TASK REQUIREMENTS:
Pull out every line below containing the word "general".

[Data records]

━━━━━━

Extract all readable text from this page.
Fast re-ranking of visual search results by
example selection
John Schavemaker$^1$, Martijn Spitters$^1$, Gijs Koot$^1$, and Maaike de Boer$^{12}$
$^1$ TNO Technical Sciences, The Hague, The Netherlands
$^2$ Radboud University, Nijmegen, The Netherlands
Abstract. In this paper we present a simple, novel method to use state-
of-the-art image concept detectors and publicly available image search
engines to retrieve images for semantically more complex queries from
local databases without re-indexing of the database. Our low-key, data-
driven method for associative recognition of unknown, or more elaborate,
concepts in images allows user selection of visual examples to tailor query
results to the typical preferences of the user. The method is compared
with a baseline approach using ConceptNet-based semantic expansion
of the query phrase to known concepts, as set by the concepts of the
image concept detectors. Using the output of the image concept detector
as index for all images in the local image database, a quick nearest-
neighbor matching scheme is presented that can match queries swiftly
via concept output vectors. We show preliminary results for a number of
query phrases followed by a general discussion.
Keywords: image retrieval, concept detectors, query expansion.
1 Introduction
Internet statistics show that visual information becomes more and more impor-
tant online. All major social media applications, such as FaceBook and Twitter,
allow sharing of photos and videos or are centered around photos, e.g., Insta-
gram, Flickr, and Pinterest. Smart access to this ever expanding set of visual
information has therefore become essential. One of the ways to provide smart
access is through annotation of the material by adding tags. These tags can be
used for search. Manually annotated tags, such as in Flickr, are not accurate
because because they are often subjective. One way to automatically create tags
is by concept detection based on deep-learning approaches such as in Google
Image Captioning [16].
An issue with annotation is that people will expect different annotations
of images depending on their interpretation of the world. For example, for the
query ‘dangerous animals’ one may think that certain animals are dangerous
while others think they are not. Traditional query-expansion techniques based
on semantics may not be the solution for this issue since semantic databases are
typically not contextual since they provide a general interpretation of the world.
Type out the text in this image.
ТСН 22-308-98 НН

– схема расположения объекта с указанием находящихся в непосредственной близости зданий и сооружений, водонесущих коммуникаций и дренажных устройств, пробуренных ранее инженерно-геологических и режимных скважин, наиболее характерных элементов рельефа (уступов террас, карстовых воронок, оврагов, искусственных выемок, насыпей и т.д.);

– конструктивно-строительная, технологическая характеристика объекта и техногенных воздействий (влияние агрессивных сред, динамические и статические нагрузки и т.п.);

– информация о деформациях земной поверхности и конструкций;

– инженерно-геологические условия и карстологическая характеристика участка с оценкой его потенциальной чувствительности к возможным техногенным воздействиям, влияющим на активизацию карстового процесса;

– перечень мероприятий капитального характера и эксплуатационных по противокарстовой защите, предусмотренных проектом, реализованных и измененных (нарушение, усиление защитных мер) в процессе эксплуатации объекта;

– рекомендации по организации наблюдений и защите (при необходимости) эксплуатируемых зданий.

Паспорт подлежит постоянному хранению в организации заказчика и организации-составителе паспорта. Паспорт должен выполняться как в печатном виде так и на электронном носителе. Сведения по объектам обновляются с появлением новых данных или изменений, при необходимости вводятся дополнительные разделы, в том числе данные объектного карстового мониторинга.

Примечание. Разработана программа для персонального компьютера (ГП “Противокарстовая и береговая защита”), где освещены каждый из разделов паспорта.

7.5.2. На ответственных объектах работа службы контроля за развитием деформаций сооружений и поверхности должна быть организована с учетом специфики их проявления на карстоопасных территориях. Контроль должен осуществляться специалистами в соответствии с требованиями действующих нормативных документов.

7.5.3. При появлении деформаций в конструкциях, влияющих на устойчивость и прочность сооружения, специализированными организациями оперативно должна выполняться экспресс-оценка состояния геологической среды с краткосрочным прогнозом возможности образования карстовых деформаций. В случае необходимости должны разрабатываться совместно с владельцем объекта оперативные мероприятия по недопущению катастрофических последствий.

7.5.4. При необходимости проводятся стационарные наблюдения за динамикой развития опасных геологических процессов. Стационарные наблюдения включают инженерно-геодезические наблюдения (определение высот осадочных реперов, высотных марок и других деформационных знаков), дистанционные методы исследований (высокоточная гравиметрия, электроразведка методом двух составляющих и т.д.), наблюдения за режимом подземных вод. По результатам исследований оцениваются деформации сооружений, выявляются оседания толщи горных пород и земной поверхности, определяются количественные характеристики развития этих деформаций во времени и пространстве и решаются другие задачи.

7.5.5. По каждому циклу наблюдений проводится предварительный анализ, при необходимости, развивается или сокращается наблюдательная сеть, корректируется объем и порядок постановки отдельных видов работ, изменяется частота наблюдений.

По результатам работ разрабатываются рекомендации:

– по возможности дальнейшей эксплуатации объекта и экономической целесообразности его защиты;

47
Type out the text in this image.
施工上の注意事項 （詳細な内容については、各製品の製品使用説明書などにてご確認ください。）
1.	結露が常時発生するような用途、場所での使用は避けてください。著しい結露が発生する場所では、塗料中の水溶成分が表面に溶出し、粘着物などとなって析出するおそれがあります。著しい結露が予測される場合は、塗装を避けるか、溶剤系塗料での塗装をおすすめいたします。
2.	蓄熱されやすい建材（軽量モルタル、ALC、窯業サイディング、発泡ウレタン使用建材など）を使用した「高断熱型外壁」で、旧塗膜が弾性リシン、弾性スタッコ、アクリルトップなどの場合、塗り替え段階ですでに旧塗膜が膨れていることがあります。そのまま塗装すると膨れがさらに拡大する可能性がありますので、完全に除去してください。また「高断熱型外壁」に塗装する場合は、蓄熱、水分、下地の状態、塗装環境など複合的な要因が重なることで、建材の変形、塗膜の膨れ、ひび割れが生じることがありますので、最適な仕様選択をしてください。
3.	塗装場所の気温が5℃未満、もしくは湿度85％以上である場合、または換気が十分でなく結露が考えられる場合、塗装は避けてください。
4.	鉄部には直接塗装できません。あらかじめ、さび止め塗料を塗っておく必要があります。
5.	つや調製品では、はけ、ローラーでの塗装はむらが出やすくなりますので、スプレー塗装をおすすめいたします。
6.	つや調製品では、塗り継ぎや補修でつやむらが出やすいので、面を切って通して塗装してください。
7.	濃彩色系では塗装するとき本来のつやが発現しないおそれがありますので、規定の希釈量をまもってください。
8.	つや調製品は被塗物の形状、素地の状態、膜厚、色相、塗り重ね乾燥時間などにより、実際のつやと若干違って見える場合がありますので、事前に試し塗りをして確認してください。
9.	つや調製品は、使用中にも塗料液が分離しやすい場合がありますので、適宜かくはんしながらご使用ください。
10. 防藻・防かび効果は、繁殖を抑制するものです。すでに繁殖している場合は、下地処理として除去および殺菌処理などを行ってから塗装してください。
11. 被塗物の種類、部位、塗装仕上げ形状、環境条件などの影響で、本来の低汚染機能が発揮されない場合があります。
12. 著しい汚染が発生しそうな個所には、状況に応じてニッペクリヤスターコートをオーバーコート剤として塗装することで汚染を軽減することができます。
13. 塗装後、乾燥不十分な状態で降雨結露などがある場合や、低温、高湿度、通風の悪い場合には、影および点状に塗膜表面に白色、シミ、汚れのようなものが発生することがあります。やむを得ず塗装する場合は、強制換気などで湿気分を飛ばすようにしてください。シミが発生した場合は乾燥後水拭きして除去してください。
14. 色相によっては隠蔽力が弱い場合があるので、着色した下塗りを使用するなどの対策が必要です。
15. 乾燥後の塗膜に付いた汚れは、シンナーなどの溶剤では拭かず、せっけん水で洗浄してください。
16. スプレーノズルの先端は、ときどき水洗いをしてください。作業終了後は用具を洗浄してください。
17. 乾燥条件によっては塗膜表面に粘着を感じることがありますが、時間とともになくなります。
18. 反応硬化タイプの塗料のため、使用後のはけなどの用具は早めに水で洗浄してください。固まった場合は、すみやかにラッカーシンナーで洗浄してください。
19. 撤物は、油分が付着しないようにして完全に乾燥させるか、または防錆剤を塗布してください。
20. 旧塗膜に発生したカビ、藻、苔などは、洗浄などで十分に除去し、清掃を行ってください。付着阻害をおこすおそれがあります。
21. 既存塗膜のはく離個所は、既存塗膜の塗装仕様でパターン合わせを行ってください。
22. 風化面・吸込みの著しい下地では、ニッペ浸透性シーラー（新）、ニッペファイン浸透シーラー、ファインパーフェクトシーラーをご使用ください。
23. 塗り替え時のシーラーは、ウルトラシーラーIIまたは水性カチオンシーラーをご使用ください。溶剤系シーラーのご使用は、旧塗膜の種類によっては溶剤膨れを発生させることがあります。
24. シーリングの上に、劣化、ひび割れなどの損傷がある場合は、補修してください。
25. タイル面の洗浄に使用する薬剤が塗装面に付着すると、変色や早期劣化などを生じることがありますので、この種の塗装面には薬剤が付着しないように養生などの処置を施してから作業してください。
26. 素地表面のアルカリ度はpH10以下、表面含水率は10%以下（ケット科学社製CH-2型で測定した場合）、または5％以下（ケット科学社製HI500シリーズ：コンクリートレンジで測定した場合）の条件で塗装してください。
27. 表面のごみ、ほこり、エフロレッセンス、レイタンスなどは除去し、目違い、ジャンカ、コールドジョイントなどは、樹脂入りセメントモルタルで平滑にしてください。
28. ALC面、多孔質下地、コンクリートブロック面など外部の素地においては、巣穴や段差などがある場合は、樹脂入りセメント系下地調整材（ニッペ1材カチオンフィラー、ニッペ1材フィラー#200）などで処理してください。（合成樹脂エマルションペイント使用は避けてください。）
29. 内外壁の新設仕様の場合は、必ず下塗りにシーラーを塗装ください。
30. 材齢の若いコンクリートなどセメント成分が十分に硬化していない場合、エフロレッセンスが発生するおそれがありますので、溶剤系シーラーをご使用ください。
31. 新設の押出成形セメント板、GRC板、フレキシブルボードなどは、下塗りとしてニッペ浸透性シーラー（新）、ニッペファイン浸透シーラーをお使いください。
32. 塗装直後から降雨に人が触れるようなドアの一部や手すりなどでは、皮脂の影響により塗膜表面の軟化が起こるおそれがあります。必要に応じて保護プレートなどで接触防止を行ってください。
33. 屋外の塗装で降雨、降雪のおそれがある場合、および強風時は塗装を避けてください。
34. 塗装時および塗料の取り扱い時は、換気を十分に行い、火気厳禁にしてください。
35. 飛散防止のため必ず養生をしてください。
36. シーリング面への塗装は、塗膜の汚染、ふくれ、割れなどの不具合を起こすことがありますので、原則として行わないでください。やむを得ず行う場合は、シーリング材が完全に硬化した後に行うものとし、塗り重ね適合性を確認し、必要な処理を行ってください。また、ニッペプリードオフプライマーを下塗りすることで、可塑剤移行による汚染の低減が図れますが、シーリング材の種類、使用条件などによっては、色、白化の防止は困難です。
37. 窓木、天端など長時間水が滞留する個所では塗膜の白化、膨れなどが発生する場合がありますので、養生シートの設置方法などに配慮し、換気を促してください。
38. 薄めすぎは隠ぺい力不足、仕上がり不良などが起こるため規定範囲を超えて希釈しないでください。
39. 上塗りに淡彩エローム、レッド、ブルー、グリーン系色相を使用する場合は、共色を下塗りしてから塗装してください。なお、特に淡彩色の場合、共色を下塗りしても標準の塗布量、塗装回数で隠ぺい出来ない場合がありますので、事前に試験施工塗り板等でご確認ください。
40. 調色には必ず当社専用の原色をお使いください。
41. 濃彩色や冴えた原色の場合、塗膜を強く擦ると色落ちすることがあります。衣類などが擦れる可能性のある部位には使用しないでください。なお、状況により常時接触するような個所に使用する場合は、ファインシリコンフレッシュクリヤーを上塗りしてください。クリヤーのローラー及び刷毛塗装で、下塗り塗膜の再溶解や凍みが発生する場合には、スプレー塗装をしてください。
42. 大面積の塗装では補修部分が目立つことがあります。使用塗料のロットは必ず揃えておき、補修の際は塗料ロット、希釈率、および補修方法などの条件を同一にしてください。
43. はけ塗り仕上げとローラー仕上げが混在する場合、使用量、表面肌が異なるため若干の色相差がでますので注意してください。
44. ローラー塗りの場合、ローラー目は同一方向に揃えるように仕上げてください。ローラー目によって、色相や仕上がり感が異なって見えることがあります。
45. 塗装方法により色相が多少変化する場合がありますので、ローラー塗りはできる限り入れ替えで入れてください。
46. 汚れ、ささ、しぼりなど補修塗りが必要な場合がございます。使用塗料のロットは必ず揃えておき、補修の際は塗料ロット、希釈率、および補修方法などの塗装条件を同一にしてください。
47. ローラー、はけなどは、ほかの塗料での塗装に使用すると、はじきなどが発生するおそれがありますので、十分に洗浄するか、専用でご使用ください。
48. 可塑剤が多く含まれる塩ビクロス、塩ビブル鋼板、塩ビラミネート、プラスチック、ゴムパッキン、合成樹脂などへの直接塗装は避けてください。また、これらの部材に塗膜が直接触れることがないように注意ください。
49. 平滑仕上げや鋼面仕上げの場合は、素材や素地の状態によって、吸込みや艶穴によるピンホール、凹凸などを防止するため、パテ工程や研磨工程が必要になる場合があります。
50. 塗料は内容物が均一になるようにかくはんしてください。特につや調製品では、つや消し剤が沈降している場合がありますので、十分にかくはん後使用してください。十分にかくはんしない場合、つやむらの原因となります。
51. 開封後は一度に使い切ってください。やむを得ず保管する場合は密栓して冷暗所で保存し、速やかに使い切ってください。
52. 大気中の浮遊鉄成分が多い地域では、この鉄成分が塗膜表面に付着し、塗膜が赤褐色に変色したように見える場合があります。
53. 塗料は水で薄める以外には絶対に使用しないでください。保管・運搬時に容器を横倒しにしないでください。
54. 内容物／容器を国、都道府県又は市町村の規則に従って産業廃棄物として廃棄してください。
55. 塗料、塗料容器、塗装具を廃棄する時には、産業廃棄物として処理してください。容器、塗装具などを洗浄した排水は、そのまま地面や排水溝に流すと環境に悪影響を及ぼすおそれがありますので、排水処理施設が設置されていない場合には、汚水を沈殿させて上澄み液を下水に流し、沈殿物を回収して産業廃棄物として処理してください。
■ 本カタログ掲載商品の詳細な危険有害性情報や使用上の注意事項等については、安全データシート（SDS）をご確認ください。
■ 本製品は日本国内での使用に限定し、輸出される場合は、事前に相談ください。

━━━━━━

RESULT:
query phrases followed by a general discussion.
typically not contextual since they provide a general interpretation of the world.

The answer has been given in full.